### Objective:
Reproduce the material exactly, omitting nothing.

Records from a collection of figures
━━━

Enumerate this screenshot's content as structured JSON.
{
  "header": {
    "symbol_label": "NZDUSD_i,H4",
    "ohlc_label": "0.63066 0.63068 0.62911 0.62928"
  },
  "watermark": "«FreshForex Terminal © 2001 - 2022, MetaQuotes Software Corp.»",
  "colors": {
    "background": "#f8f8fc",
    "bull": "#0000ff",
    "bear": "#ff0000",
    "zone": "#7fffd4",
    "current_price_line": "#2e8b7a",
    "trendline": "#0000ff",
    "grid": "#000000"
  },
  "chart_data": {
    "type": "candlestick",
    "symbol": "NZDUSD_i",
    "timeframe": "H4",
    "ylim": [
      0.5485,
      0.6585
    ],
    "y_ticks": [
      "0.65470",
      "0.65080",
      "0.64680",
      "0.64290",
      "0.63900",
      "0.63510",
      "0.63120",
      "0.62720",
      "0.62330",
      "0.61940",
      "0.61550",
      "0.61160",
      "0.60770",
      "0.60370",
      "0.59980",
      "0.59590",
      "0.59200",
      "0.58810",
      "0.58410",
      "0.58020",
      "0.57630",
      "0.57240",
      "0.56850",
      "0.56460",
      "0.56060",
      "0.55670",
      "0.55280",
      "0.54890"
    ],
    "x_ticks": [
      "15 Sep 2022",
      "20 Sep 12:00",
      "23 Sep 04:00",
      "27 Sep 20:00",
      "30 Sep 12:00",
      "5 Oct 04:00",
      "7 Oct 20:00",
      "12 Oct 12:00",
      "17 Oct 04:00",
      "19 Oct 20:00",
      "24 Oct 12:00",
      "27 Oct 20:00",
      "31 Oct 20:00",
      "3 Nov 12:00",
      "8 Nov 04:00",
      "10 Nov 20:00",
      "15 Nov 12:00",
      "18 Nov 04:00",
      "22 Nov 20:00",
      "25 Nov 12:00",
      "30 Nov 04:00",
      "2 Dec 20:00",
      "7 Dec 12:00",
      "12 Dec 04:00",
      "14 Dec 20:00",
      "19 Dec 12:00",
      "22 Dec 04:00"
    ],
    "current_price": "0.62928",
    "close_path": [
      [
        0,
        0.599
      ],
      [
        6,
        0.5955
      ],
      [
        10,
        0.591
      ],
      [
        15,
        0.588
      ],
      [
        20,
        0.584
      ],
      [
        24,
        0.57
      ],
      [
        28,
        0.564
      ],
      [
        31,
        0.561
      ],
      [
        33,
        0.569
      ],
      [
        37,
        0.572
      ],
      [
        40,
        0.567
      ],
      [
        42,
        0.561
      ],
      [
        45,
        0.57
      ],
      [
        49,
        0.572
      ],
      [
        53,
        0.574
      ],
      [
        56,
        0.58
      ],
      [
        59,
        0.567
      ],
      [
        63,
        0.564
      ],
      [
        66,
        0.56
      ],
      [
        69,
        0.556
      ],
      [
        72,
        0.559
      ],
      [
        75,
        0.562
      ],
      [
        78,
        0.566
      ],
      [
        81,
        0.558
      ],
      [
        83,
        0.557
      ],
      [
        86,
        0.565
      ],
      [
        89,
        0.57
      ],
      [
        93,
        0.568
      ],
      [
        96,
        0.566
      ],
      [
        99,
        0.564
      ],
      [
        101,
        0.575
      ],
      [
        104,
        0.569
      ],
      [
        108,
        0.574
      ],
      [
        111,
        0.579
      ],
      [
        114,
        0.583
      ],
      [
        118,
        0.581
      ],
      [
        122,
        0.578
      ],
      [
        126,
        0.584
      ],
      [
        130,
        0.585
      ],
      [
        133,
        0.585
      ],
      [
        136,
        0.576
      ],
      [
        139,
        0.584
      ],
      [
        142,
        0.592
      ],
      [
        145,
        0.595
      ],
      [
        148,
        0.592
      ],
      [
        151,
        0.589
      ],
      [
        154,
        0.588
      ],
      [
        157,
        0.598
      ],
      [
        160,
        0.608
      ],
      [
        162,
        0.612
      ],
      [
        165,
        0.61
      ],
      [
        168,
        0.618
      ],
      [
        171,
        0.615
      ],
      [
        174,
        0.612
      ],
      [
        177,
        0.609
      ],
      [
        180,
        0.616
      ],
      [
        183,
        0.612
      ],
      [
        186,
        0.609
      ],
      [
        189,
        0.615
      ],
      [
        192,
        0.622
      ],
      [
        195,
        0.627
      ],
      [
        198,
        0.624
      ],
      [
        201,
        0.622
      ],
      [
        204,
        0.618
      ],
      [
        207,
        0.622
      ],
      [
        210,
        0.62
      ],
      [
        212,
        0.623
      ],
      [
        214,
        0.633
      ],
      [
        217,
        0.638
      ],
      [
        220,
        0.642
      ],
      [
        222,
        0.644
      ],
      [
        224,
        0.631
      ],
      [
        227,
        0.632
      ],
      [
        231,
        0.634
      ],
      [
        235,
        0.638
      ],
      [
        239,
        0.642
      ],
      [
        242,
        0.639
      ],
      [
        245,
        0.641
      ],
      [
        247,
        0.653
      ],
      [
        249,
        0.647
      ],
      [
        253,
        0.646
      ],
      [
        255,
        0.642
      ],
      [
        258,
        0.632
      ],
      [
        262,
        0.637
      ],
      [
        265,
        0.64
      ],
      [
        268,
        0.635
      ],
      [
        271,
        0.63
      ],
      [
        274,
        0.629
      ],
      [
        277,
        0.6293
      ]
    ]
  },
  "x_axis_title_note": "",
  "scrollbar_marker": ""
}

━━━

### Output below:
Enumerate this screenshot's content as structured JSON.
{
  "header": {
    "symbol_label": "NZDUSD_i,H4",
    "ohlc_label": "0.63066 0.63068 0.62911 0.62928"
  },
  "watermark": "«FreshForex Terminal © 2001 - 2022, MetaQuotes Software Corp.»",
  "colors": {
    "background": "#f8f8fc",
    "bull": "#0000ff",
    "bear": "#ff0000",
    "zone": "#7fffd4",
    "current_price_line": "#2e8b7a",
    "trendline": "#0000ff",
    "grid": "#000000"
  },
  "chart_data": {
    "type": "candlestick",
    "symbol": "NZDUSD_i",
    "timeframe": "H4",
    "ylim": [
      0.5485,
      0.6585
    ],
    "y_ticks": [
      "0.65470",
      "0.65080",
      "0.64680",
      "0.64290",
      "0.63900",
      "0.63510",
      "0.63120",
      "0.62720",
      "0.62330",
      "0.61940",
      "0.61550",
      "0.61160",
      "0.60770",
      "0.60370",
      "0.59980",
      "0.59590",
      "0.59200",
      "0.58810",
      "0.58410",
      "0.58020",
      "0.57630",
      "0.57240",
      "0.56850",
      "0.56460",
      "0.56060",
      "0.55670",
      "0.55280",
      "0.54890"
    ],
    "x_ticks": [
      "15 Sep 2022",
      "20 Sep 12:00",
      "23 Sep 04:00",
      "27 Sep 20:00",
      "30 Sep 12:00",
      "5 Oct 04:00",
      "7 Oct 20:00",
      "12 Oct 12:00",
      "17 Oct 04:00",
      "19 Oct 20:00",
      "24 Oct 12:00",
      "27 Oct 20:00",
      "31 Oct 20:00",
      "3 Nov 12:00",
      "8 Nov 04:00",
      "10 Nov 20:00",
      "15 Nov 12:00",
      "18 Nov 04:00",
      "22 Nov 20:00",
      "25 Nov 12:00",
      "30 Nov 04:00",
      "2 Dec 20:00",
      "7 Dec 12:00",
      "12 Dec 04:00",
      "14 Dec 20:00",
      "19 Dec 12:00",
      "22 Dec 04:00"
    ],
    "current_price": "0.62928",
    "close_path": [
      [
        0,
        0.599
      ],
      [
        6,
        0.5955
      ],
      [
        10,
        0.591
      ],
      [
        15,
        0.588
      ],
      [
        20,
        0.584
      ],
      [
        24,
        0.57
      ],
      [
        28,
        0.564
      ],
      [
        31,
        0.561
      ],
      [
        33,
        0.569
      ],
      [
        37,
        0.572
      ],
      [
        40,
        0.567
      ],
      [
        42,
        0.561
      ],
      [
        45,
        0.57
      ],
      [
        49,
        0.572
      ],
      [
        53,
        0.574
      ],
      [
        56,
        0.58
      ],
      [
        59,
        0.567
      ],
      [
        63,
        0.564
      ],
      [
        66,
        0.56
      ],
      [
        69,
        0.556
      ],
      [
        72,
        0.559
      ],
      [
        75,
        0.562
      ],
      [
        78,
        0.566
      ],
      [
        81,
        0.558
      ],
      [
        83,
        0.557
      ],
      [
        86,
        0.565
      ],
      [
        89,
        0.57
      ],
      [
        93,
        0.568
      ],
      [
        96,
        0.566
      ],
      [
        99,
        0.564
      ],
      [
        101,
        0.575
      ],
      [
        104,
        0.569
      ],
      [
        108,
        0.574
      ],
      [
        111,
        0.579
      ],
      [
        114,
        0.583
      ],
      [
        118,
        0.581
      ],
      [
        122,
        0.578
      ],
      [
        126,
        0.584
      ],
      [
        130,
        0.585
      ],
      [
        133,
        0.585
      ],
      [
        136,
        0.576
      ],
      [
        139,
        0.584
      ],
      [
        142,
        0.592
      ],
      [
        145,
        0.595
      ],
      [
        148,
        0.592
      ],
      [
        151,
        0.589
      ],
      [
        154,
        0.588
      ],
      [
        157,
        0.598
      ],
      [
        160,
        0.608
      ],
      [
        162,
        0.612
      ],
      [
        165,
        0.61
      ],
      [
        168,
        0.618
      ],
      [
        171,
        0.615
      ],
      [
        174,
        0.612
      ],
      [
        177,
        0.609
      ],
      [
        180,
        0.616
      ],
      [
        183,
        0.612
      ],
      [
        186,
        0.609
      ],
      [
        189,
        0.615
      ],
      [
        192,
        0.622
      ],
      [
        195,
        0.627
      ],
      [
        198,
        0.624
      ],
      [
        201,
        0.622
      ],
      [
        204,
        0.618
      ],
      [
        207,
        0.622
      ],
      [
        210,
        0.62
      ],
      [
        212,
        0.623
      ],
      [
        214,
        0.633
      ],
      [
        217,
        0.638
      ],
      [
        220,
        0.642
      ],
      [
        222,
        0.644
      ],
      [
        224,
        0.631
      ],
      [
        227,
        0.632
      ],
      [
        231,
        0.634
      ],
      [
        235,
        0.638
      ],
      [
        239,
        0.642
      ],
      [
        242,
        0.639
      ],
      [
        245,
        0.641
      ],
      [
        247,
        0.653
      ],
      [
        249,
        0.647
      ],
      [
        253,
        0.646
      ],
      [
        255,
        0.642
      ],
      [
        258,
        0.632
      ],
      [
        262,
        0.637
      ],
      [
        265,
        0.64
      ],
      [
        268,
        0.635
      ],
      [
        271,
        0.63
      ],
      [
        274,
        0.629
      ],
      [
        277,
        0.6293
      ]
    ]
  },
  "x_axis_title_note": "",
  "scrollbar_marker": ""
}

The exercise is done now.